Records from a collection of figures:

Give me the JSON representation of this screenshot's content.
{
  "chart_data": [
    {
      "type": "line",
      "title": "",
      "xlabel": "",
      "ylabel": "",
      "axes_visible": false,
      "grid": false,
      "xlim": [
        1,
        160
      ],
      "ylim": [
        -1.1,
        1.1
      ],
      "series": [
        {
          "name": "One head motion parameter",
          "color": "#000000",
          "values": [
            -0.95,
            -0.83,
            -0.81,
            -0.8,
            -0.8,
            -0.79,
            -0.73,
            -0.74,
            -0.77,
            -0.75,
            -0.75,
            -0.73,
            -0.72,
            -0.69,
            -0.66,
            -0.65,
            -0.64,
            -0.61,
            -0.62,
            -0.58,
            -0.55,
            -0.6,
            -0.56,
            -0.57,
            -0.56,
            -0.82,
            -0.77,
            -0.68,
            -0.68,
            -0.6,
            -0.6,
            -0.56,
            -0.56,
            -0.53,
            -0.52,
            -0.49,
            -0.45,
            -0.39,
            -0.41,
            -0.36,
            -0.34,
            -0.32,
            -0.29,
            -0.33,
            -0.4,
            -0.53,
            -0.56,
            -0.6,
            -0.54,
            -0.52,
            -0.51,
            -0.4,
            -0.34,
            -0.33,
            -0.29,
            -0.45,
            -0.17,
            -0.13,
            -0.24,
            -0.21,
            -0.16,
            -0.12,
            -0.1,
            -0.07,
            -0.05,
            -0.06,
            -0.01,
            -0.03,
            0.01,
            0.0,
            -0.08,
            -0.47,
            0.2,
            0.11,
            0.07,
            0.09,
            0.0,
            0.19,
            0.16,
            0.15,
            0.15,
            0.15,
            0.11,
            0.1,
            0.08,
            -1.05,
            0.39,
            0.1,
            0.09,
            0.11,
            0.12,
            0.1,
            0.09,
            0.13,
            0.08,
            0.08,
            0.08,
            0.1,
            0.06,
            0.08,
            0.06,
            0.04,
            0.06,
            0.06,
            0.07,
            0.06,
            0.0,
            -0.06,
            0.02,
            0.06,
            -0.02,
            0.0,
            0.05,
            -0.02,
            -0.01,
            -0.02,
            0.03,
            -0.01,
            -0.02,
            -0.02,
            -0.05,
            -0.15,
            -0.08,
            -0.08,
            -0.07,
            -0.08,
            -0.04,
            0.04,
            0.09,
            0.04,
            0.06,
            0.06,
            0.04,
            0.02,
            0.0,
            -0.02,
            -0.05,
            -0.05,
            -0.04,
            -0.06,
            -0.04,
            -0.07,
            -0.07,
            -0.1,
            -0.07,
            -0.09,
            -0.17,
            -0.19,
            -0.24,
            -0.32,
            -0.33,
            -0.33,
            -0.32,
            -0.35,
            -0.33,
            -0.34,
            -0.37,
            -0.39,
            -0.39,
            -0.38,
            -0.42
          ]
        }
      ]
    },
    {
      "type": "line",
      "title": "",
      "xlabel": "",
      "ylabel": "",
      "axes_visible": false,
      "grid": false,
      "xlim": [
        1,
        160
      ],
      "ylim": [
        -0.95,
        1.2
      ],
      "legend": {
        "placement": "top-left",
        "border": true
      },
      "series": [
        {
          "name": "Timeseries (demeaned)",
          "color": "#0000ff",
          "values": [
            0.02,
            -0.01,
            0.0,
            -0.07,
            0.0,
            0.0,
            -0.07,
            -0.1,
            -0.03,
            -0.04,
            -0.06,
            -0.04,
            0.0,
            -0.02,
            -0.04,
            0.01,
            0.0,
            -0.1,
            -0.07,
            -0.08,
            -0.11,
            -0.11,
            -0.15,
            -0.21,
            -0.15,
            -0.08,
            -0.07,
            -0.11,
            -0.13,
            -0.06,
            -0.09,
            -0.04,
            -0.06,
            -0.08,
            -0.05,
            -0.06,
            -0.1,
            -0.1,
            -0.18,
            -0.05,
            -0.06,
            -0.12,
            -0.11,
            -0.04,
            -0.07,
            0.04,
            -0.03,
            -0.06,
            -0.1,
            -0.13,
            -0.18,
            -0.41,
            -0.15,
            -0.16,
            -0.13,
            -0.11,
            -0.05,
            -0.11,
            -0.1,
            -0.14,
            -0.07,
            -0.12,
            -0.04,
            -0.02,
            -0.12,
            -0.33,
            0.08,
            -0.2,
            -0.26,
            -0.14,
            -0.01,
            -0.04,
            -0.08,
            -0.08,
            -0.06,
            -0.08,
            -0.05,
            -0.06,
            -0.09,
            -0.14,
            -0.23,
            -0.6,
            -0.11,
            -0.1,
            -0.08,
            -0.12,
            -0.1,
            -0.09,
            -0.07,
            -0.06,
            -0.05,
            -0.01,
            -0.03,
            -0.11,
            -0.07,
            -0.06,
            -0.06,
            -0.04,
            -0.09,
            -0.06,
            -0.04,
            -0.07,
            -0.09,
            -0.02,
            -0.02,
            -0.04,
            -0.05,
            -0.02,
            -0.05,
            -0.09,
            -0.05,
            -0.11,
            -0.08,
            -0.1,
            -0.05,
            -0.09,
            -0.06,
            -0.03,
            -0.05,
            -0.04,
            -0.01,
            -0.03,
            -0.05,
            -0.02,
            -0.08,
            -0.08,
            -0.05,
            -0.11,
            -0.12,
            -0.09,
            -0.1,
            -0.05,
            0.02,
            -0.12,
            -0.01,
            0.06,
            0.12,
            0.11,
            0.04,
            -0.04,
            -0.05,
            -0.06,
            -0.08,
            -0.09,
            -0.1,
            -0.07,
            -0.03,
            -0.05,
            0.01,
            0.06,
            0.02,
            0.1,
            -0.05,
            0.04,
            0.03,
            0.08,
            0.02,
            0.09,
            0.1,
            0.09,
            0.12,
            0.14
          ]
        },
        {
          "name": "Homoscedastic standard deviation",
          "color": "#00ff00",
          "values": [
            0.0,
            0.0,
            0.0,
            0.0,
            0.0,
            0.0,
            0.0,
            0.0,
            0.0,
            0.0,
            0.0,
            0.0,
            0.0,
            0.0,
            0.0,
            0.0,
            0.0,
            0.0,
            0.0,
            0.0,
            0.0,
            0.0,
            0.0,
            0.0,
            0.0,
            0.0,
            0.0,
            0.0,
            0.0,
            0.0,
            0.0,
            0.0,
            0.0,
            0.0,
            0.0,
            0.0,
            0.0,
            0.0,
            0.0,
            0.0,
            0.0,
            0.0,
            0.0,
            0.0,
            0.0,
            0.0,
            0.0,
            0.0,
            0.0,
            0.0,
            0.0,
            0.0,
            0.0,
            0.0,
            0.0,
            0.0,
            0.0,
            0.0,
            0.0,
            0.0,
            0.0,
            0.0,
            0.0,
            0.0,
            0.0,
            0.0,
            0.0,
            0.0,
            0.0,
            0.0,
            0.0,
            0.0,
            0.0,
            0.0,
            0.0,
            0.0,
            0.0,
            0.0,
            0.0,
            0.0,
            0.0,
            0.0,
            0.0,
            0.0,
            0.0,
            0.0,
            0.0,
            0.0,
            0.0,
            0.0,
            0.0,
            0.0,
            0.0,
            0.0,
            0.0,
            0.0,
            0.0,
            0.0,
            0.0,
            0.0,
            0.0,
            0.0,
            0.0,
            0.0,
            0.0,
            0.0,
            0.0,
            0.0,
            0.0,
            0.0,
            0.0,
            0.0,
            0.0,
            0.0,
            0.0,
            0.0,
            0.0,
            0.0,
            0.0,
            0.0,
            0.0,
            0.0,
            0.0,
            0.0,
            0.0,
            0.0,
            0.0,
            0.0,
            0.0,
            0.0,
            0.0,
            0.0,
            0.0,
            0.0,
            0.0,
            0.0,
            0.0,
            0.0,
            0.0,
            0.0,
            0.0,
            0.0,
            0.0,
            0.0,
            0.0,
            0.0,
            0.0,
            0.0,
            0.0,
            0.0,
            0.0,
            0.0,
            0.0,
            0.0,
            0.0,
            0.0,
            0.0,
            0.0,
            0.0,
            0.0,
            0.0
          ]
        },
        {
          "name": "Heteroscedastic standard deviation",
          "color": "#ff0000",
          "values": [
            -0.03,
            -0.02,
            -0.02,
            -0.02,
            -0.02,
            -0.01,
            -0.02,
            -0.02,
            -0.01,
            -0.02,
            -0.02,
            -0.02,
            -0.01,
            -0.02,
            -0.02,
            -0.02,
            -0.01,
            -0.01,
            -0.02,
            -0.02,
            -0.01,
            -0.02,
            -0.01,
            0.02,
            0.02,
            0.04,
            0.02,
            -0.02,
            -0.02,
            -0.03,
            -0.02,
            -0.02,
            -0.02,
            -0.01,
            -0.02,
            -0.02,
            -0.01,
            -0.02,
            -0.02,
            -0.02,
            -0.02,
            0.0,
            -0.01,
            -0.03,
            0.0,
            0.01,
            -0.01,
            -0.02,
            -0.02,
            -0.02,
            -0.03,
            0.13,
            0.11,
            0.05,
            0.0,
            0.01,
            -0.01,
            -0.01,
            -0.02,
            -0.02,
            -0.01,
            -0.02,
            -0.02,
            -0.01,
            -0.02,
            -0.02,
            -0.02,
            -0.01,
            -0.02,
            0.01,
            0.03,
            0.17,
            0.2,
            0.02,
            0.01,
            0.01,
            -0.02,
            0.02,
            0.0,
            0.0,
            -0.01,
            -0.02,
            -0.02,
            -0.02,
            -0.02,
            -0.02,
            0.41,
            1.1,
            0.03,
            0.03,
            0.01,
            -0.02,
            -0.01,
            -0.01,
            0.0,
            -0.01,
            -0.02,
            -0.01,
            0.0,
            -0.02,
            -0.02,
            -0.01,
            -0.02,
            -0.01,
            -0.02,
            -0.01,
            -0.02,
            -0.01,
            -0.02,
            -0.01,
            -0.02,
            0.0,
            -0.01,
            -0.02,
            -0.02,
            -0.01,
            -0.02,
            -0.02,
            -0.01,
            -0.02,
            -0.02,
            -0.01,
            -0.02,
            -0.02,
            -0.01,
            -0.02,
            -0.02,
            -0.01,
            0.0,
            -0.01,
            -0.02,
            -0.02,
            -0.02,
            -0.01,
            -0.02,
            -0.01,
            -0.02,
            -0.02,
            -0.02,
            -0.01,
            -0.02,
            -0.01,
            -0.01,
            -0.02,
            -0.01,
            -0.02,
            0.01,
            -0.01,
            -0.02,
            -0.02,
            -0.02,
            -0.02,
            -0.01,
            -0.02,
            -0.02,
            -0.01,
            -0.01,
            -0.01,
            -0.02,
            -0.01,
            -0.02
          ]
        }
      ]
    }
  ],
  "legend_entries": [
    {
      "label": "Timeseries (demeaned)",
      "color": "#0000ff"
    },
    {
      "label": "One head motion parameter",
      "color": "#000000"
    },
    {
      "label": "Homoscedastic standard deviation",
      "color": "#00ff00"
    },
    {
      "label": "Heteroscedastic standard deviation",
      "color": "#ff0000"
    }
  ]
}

SHORT TASK:
Copy, from the material above, each line in which the string "motion" occurs.

ANSWER TO THIS TASK:
          "name": "One head motion parameter",
      "label": "One head motion parameter",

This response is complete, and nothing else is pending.